In the material below, the lines containing the word "вверх" are required; copy each of them.

(Recorded data)

____

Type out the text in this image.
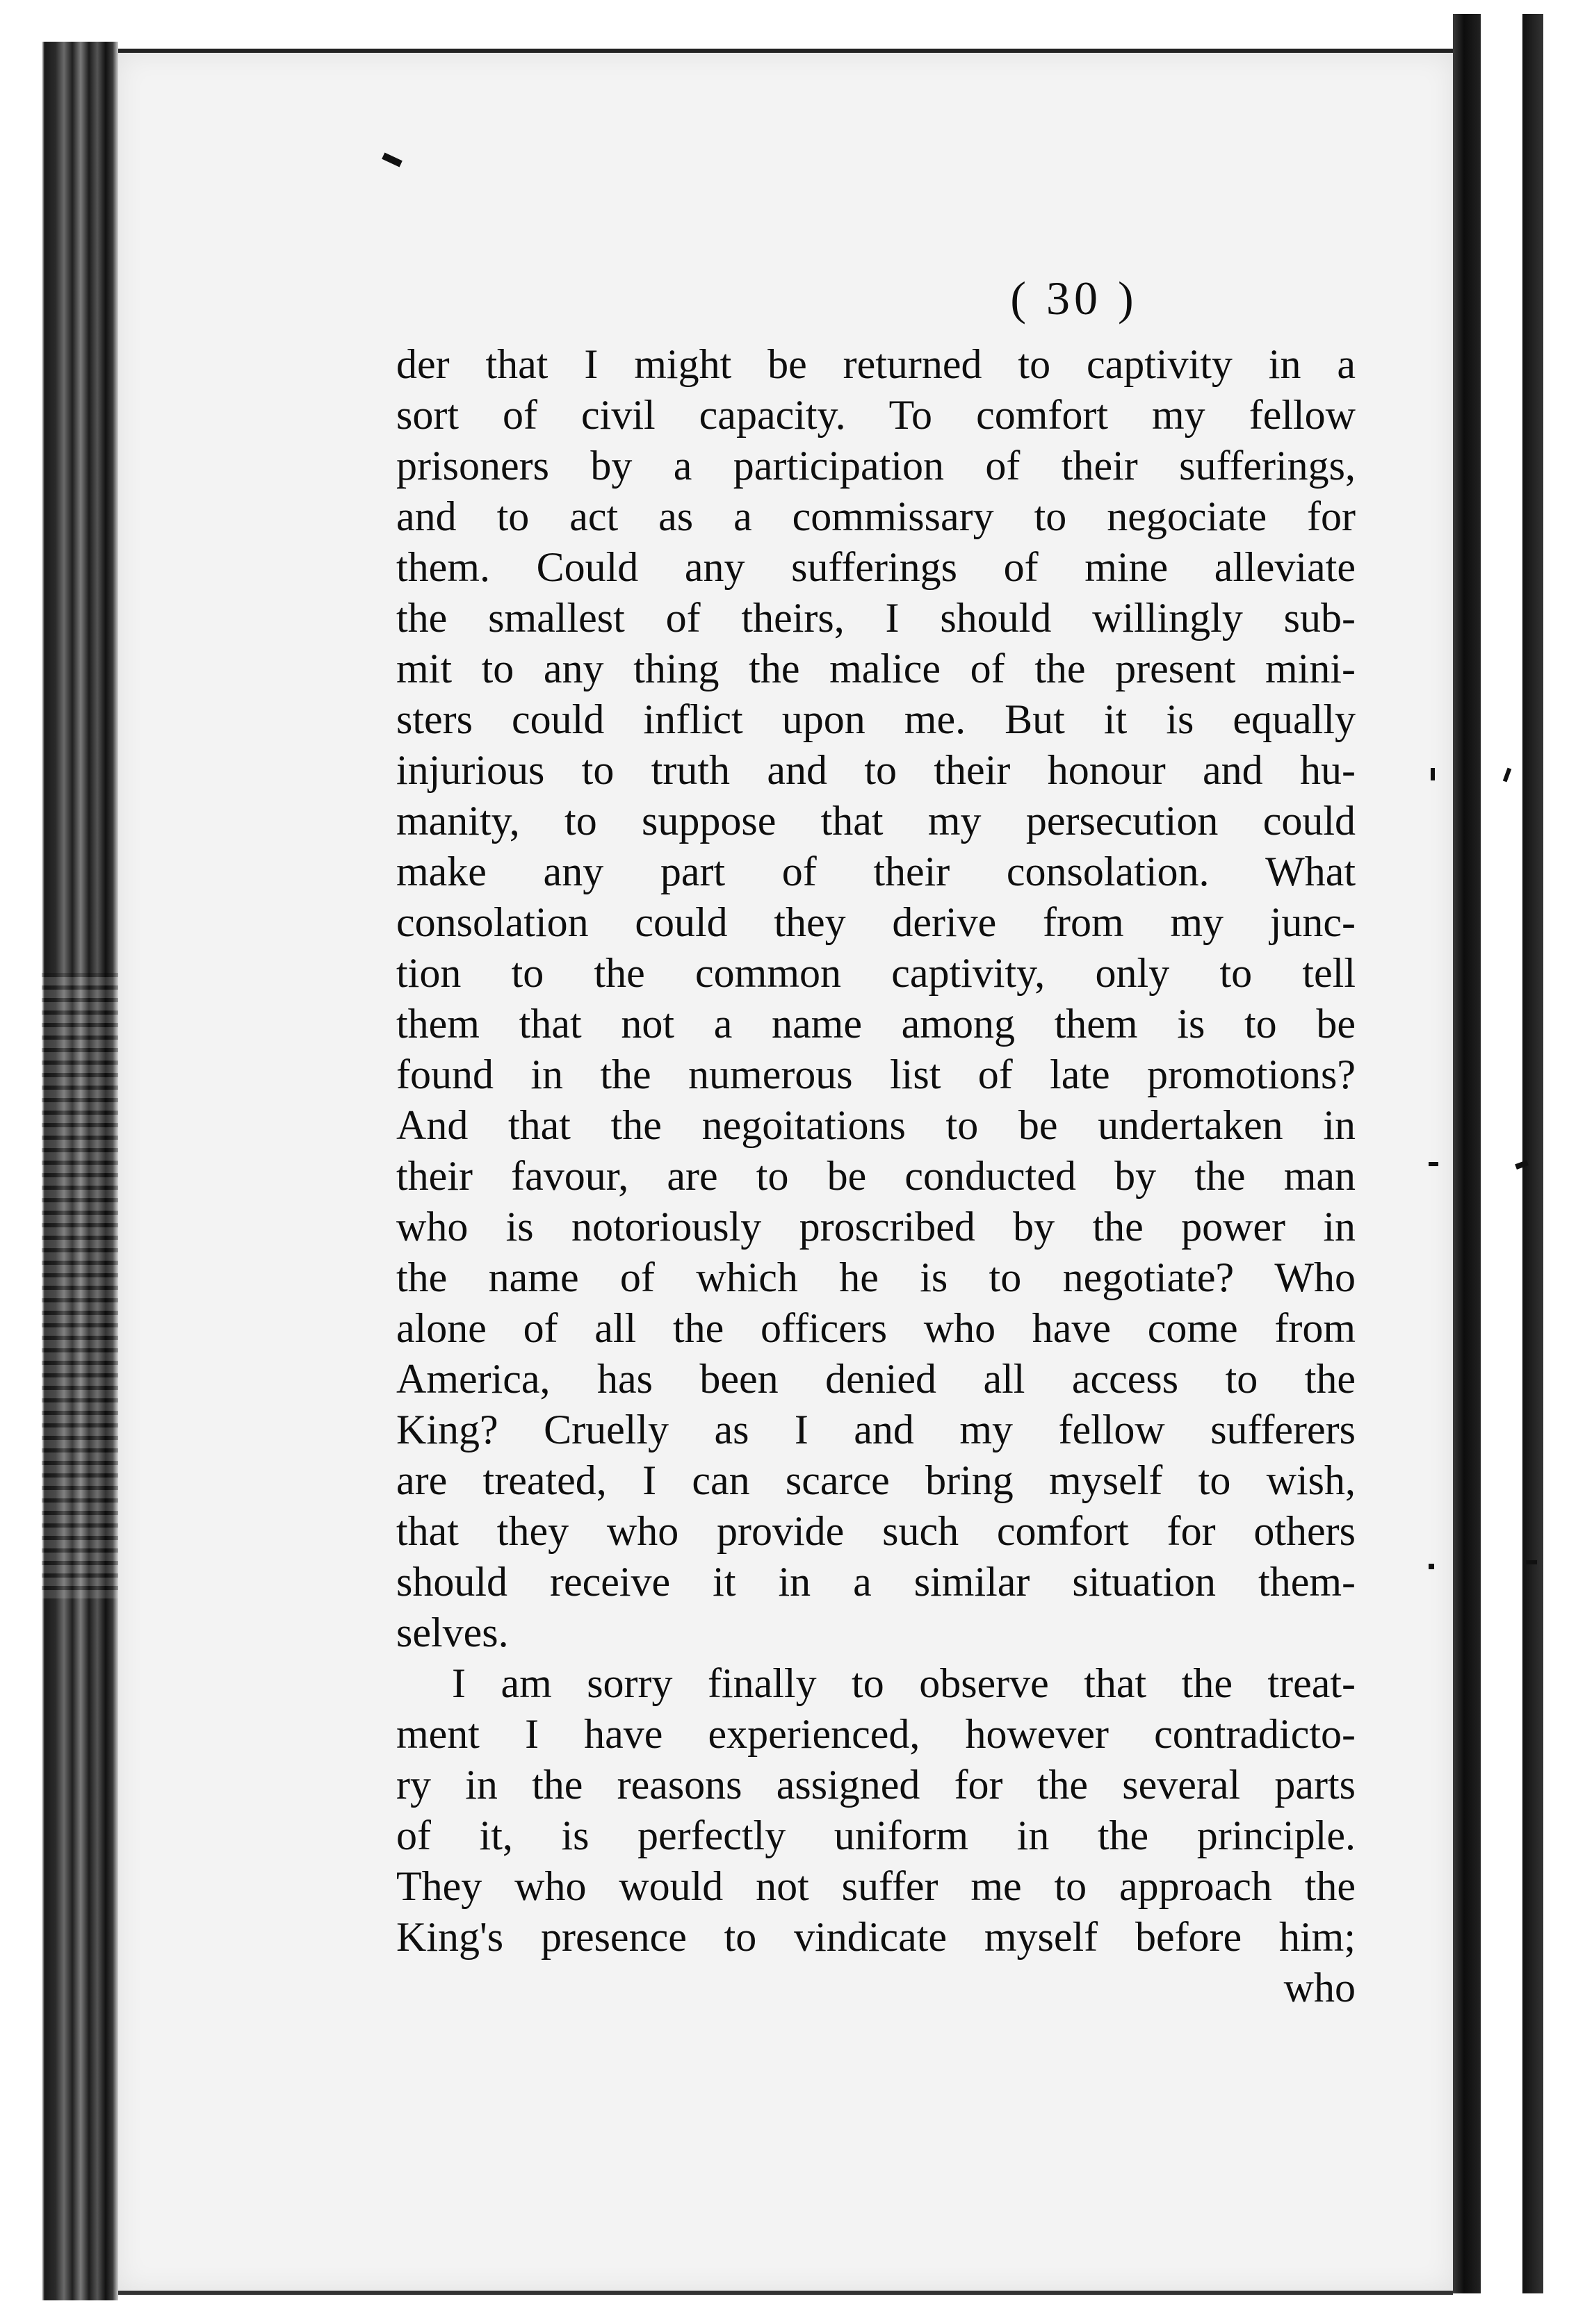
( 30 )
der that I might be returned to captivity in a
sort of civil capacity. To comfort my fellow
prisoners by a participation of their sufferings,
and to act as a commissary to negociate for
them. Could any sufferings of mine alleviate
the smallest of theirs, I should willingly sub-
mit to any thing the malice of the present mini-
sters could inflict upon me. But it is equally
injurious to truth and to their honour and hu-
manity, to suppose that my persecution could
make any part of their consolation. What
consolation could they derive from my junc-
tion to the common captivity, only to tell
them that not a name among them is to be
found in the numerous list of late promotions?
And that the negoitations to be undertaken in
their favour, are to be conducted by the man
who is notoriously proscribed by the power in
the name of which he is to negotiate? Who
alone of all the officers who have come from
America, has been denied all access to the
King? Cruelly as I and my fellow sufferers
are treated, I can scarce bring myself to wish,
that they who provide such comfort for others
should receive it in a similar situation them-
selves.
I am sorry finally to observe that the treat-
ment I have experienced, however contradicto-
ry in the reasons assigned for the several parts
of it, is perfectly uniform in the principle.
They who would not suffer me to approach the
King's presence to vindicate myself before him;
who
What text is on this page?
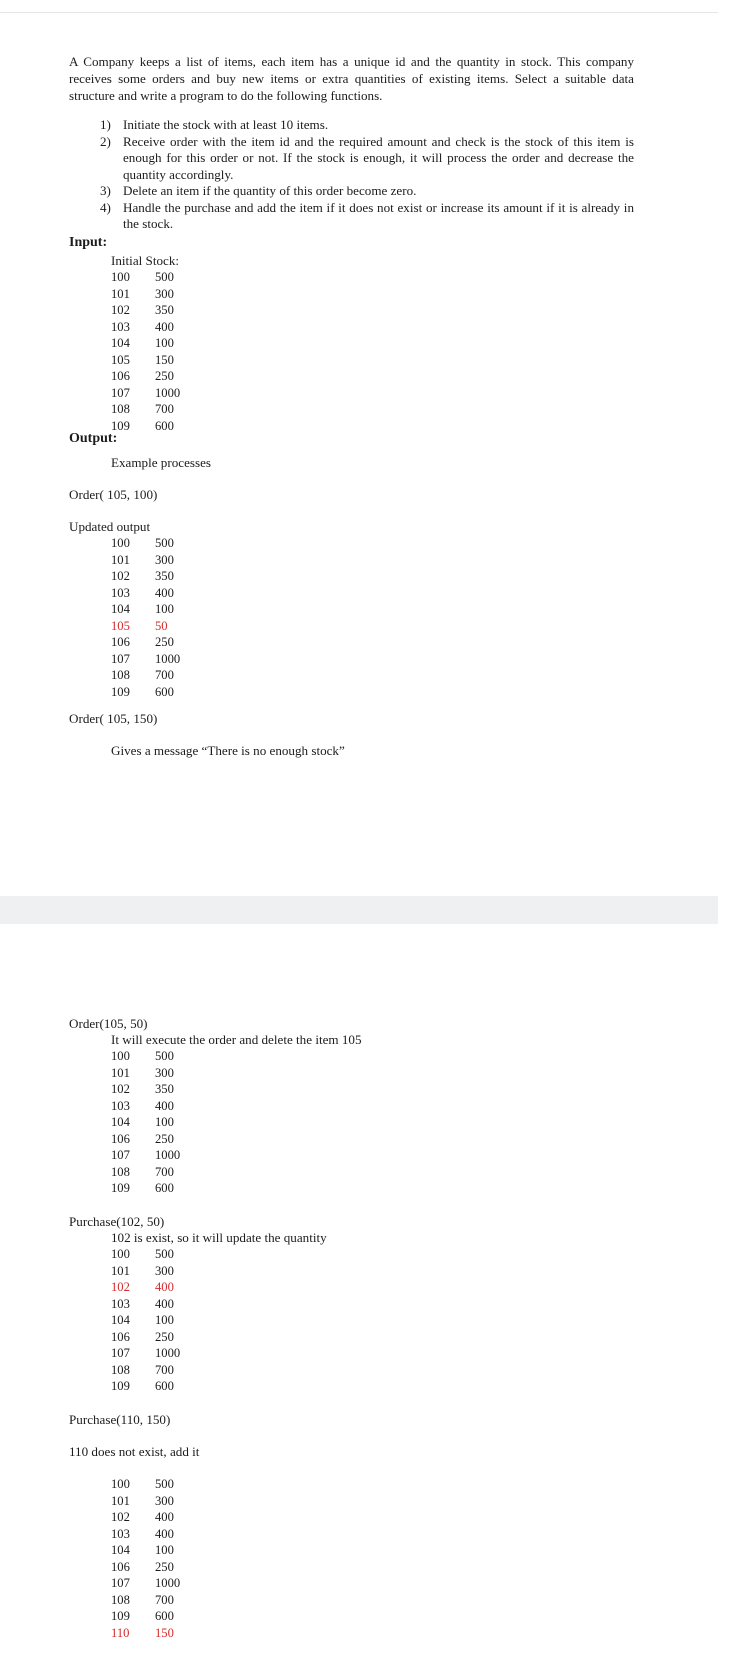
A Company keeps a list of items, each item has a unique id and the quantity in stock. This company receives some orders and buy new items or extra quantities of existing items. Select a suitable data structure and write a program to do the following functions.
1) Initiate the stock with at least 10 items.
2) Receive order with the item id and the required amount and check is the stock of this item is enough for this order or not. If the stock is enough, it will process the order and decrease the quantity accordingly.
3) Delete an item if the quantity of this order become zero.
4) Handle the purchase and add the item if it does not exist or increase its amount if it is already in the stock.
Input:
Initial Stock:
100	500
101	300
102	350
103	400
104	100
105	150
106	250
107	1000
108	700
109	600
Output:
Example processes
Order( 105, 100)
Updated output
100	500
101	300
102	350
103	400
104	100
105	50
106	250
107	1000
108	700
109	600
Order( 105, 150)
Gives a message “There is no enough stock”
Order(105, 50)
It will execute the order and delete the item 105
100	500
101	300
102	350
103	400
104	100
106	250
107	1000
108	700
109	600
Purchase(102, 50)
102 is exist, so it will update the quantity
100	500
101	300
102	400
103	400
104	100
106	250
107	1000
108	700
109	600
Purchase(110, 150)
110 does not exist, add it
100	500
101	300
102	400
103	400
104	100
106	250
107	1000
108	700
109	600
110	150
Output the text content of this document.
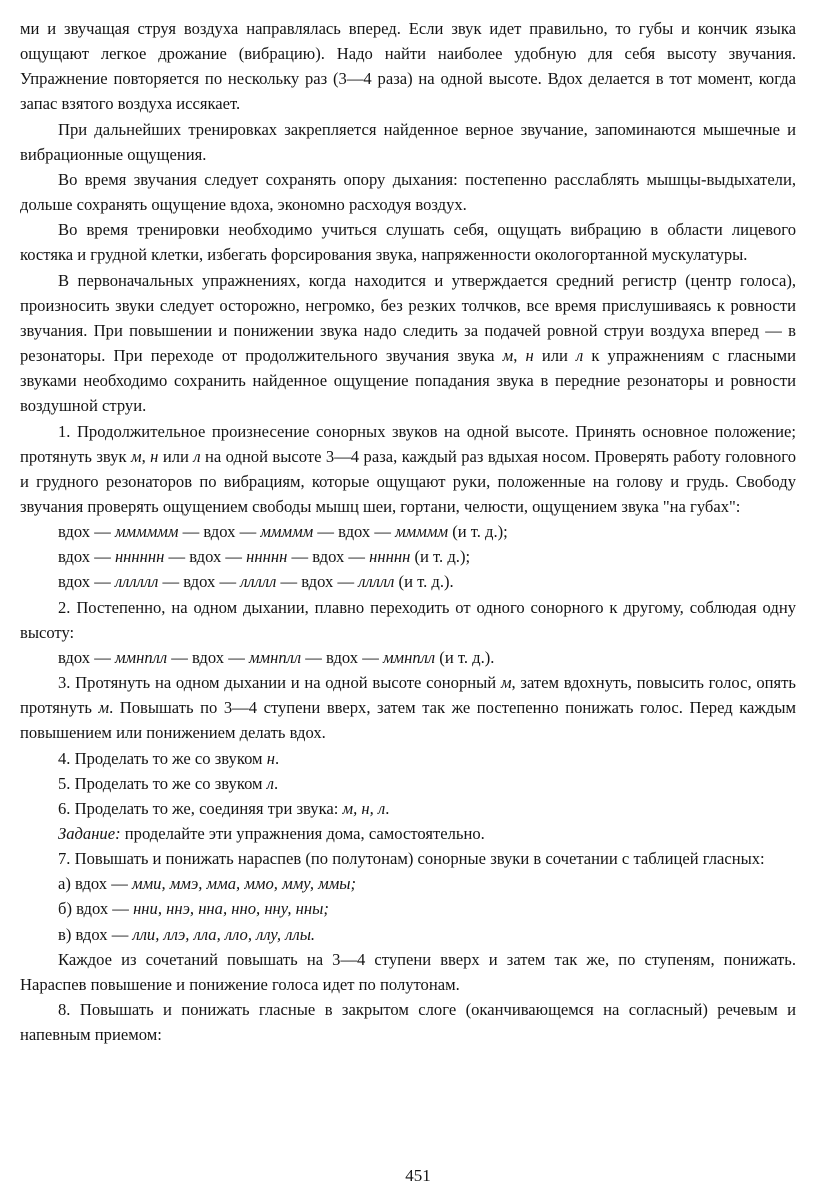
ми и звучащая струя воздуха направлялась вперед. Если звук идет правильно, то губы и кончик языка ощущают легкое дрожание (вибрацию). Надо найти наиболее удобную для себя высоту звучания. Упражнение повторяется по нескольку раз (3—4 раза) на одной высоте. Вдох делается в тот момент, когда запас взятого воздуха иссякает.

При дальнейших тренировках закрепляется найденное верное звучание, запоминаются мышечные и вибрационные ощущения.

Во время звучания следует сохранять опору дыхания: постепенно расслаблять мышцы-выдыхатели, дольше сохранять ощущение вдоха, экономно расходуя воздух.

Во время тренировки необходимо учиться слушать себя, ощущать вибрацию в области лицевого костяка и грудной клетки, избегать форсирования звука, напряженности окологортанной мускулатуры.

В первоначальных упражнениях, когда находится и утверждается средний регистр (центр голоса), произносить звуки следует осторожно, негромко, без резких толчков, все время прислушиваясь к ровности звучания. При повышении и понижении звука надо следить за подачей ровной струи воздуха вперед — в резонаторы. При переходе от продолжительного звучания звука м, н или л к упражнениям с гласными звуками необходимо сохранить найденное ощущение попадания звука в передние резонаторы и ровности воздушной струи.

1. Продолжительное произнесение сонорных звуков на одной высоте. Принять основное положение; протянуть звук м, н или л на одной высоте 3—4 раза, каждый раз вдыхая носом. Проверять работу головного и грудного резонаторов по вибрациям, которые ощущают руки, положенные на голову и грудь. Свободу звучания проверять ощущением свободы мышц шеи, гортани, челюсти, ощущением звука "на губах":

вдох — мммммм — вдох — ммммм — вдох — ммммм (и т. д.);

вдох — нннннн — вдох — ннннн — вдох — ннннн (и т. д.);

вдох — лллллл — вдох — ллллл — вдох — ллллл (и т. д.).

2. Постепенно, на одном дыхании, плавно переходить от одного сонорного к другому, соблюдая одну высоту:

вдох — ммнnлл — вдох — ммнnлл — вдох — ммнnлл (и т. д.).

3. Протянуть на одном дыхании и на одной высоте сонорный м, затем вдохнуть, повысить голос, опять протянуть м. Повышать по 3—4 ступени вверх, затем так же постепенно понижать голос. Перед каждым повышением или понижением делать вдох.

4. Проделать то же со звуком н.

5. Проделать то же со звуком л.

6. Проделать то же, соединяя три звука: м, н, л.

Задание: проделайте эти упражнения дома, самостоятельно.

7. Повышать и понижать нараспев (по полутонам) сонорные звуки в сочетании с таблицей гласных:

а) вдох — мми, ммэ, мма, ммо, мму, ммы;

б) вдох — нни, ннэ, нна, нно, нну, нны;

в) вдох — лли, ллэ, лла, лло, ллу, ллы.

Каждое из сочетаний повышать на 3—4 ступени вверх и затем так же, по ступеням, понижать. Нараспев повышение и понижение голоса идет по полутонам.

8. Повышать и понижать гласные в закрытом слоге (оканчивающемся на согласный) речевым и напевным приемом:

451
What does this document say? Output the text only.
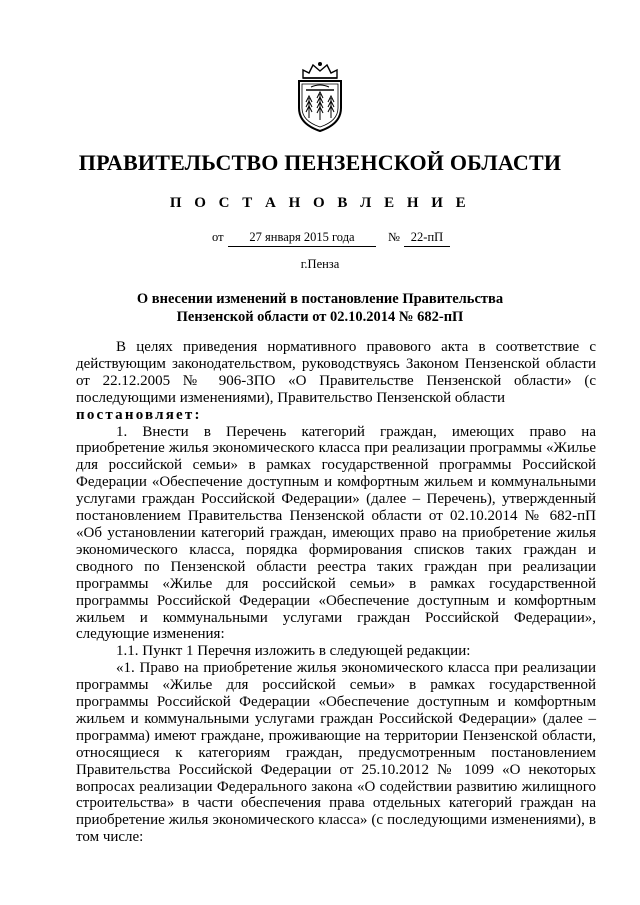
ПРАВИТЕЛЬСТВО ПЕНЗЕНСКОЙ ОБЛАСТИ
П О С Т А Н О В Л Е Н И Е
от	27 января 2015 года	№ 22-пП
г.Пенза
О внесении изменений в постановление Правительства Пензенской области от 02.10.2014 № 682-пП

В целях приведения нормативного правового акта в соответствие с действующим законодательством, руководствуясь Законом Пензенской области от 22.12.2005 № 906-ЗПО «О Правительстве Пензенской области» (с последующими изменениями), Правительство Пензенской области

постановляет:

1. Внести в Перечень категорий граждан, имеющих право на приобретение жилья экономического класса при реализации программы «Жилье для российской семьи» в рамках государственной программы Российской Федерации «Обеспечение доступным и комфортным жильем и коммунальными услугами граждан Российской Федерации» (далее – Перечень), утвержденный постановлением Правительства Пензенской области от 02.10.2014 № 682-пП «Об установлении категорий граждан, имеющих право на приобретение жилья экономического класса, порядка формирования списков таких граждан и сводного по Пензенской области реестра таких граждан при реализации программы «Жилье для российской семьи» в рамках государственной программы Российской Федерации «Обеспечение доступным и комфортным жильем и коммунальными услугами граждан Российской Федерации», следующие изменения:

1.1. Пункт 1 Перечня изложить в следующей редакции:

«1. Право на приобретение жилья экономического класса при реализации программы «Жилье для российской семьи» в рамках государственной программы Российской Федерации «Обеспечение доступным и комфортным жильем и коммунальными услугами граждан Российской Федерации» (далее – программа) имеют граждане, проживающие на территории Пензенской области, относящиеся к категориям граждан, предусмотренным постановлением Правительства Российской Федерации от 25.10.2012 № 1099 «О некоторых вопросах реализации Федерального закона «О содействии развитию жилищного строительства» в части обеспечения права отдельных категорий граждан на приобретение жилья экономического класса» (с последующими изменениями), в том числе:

____

§ **The reply**
3. Протянуть на одном дыхании и на одной высоте сонорный м, затем вдохнуть, повысить голос, опять протянуть м. Повышать по 3—4 ступени вверх, затем так же постепенно понижать голос. Перед каждым повышением или понижением делать вдох.
Каждое из сочетаний повышать на 3—4 ступени вверх и затем так же, по ступеням, понижать. Нараспев повышение и понижение голоса идет по полутонам.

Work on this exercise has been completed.